-- Begin PROVIDED DATA --

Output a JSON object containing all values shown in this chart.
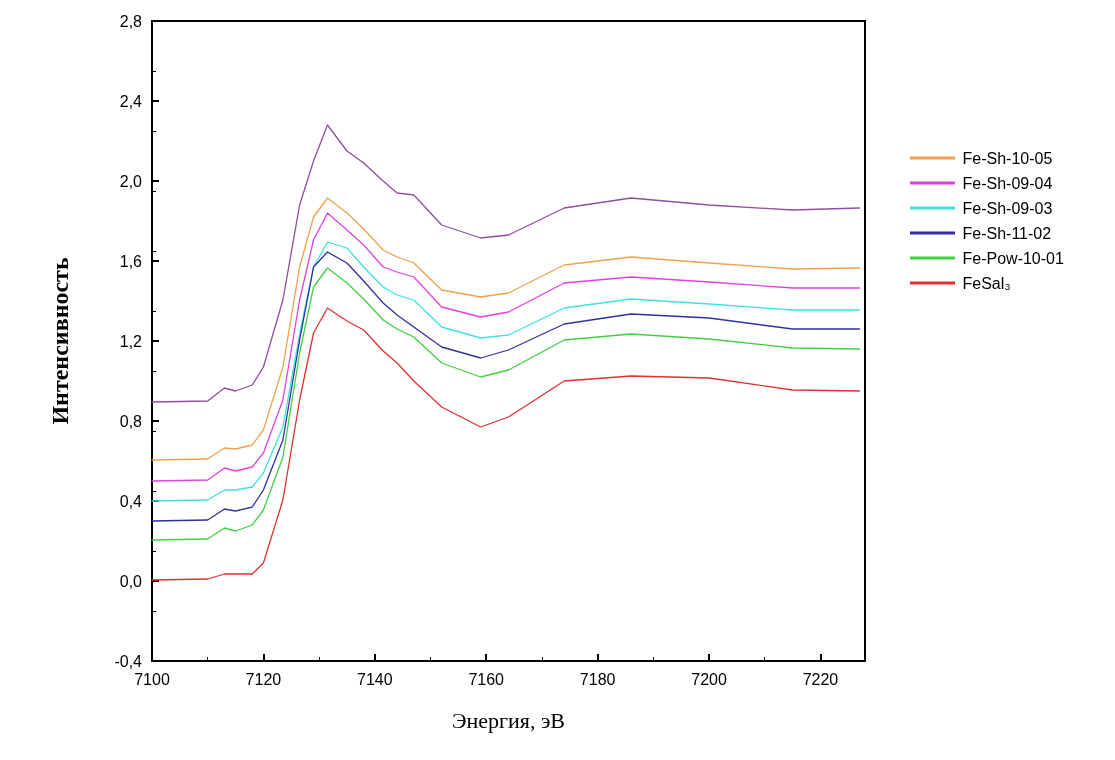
{
  "chart_data": {
    "type": "line",
    "xlabel": "Энергия, эВ",
    "ylabel": "Интенсивность",
    "x": [
      7100,
      7110,
      7113,
      7115,
      7118,
      7120,
      7123.5,
      7126.5,
      7129,
      7131.5,
      7135,
      7138,
      7141.5,
      7144,
      7147,
      7152,
      7159,
      7164,
      7174,
      7186,
      7200,
      7215,
      7227
    ],
    "series": [
      {
        "color": "#8e4f9e",
        "values": [
          0.895,
          0.9,
          0.965,
          0.95,
          0.98,
          1.07,
          1.405,
          1.88,
          2.1,
          2.28,
          2.15,
          2.09,
          2.0,
          1.94,
          1.93,
          1.78,
          1.715,
          1.73,
          1.865,
          1.915,
          1.88,
          1.855,
          1.865
        ]
      },
      {
        "name": "Fe-Sh-10-05",
        "color": "#f0a050",
        "values": [
          0.605,
          0.61,
          0.665,
          0.66,
          0.68,
          0.755,
          1.07,
          1.57,
          1.82,
          1.915,
          1.84,
          1.76,
          1.655,
          1.62,
          1.59,
          1.455,
          1.42,
          1.44,
          1.58,
          1.62,
          1.59,
          1.56,
          1.565
        ]
      },
      {
        "name": "Fe-Sh-09-04",
        "color": "#e040e0",
        "values": [
          0.5,
          0.505,
          0.565,
          0.55,
          0.57,
          0.64,
          0.905,
          1.405,
          1.705,
          1.84,
          1.755,
          1.68,
          1.57,
          1.545,
          1.52,
          1.37,
          1.32,
          1.345,
          1.49,
          1.52,
          1.495,
          1.465,
          1.465
        ]
      },
      {
        "name": "Fe-Sh-09-03",
        "color": "#40e0e0",
        "values": [
          0.4,
          0.405,
          0.455,
          0.455,
          0.47,
          0.54,
          0.77,
          1.235,
          1.57,
          1.695,
          1.665,
          1.57,
          1.47,
          1.43,
          1.405,
          1.27,
          1.215,
          1.23,
          1.365,
          1.41,
          1.385,
          1.355,
          1.355
        ]
      },
      {
        "name": "Fe-Sh-11-02",
        "color": "#3030a0",
        "values": [
          0.3,
          0.305,
          0.36,
          0.35,
          0.37,
          0.455,
          0.705,
          1.205,
          1.57,
          1.645,
          1.59,
          1.5,
          1.39,
          1.33,
          1.27,
          1.17,
          1.115,
          1.155,
          1.285,
          1.335,
          1.315,
          1.26,
          1.26
        ]
      },
      {
        "name": "Fe-Pow-10-01",
        "color": "#40d040",
        "values": [
          0.205,
          0.21,
          0.265,
          0.25,
          0.28,
          0.355,
          0.62,
          1.14,
          1.47,
          1.565,
          1.49,
          1.41,
          1.305,
          1.26,
          1.22,
          1.09,
          1.02,
          1.055,
          1.205,
          1.235,
          1.21,
          1.165,
          1.16
        ]
      },
      {
        "name": "FeSal₃",
        "color": "#e03030",
        "values": [
          0.005,
          0.01,
          0.035,
          0.035,
          0.035,
          0.09,
          0.405,
          0.905,
          1.24,
          1.365,
          1.3,
          1.255,
          1.15,
          1.09,
          1.0,
          0.87,
          0.77,
          0.82,
          1.0,
          1.025,
          1.015,
          0.955,
          0.95
        ]
      }
    ],
    "xlim": [
      7100,
      7228
    ],
    "xticks": [
      7100,
      7120,
      7140,
      7160,
      7180,
      7200,
      7220
    ],
    "ylim": [
      -0.4,
      2.8
    ],
    "yticks": [
      {
        "value": -0.4,
        "label": "-0,4"
      },
      {
        "value": 0,
        "label": "0,0"
      },
      {
        "value": 0.4,
        "label": "0,4"
      },
      {
        "value": 0.8,
        "label": "0,8"
      },
      {
        "value": 1.2,
        "label": "1,2"
      },
      {
        "value": 1.6,
        "label": "1,6"
      },
      {
        "value": 2.0,
        "label": "2,0"
      },
      {
        "value": 2.4,
        "label": "2,4"
      },
      {
        "value": 2.8,
        "label": "2,8"
      }
    ],
    "grid": false,
    "legend": "right",
    "marker": "none",
    "line_style": "solid"
  }
}
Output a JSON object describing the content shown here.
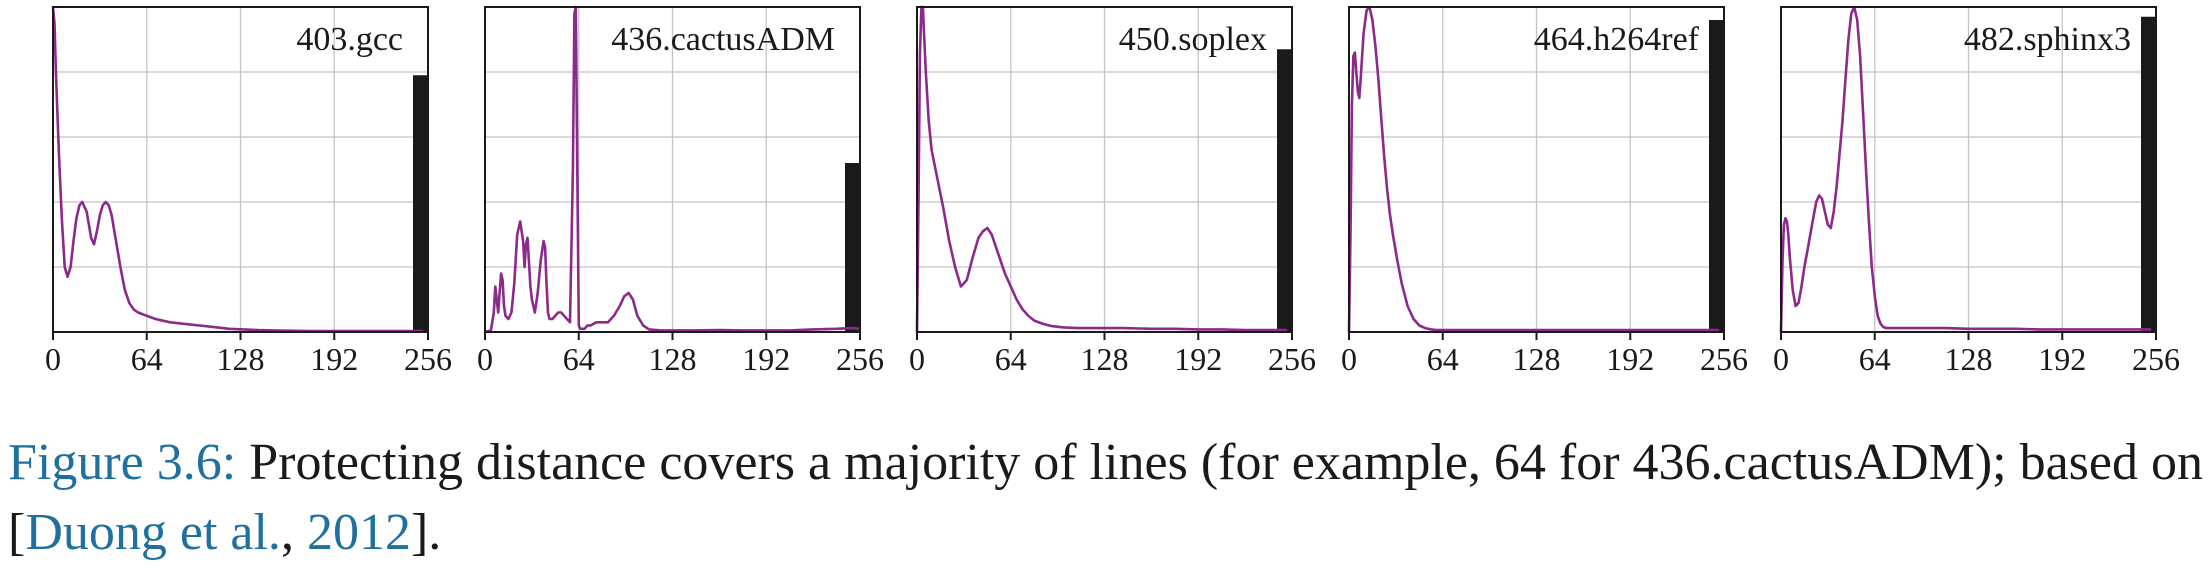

-- End PROVIDED DATA --

WHAT YOU HAVE TO DO> Figure out how many lines of the data above include "color", then give the number and nothing more.

RESULT OF THIS TASK> 7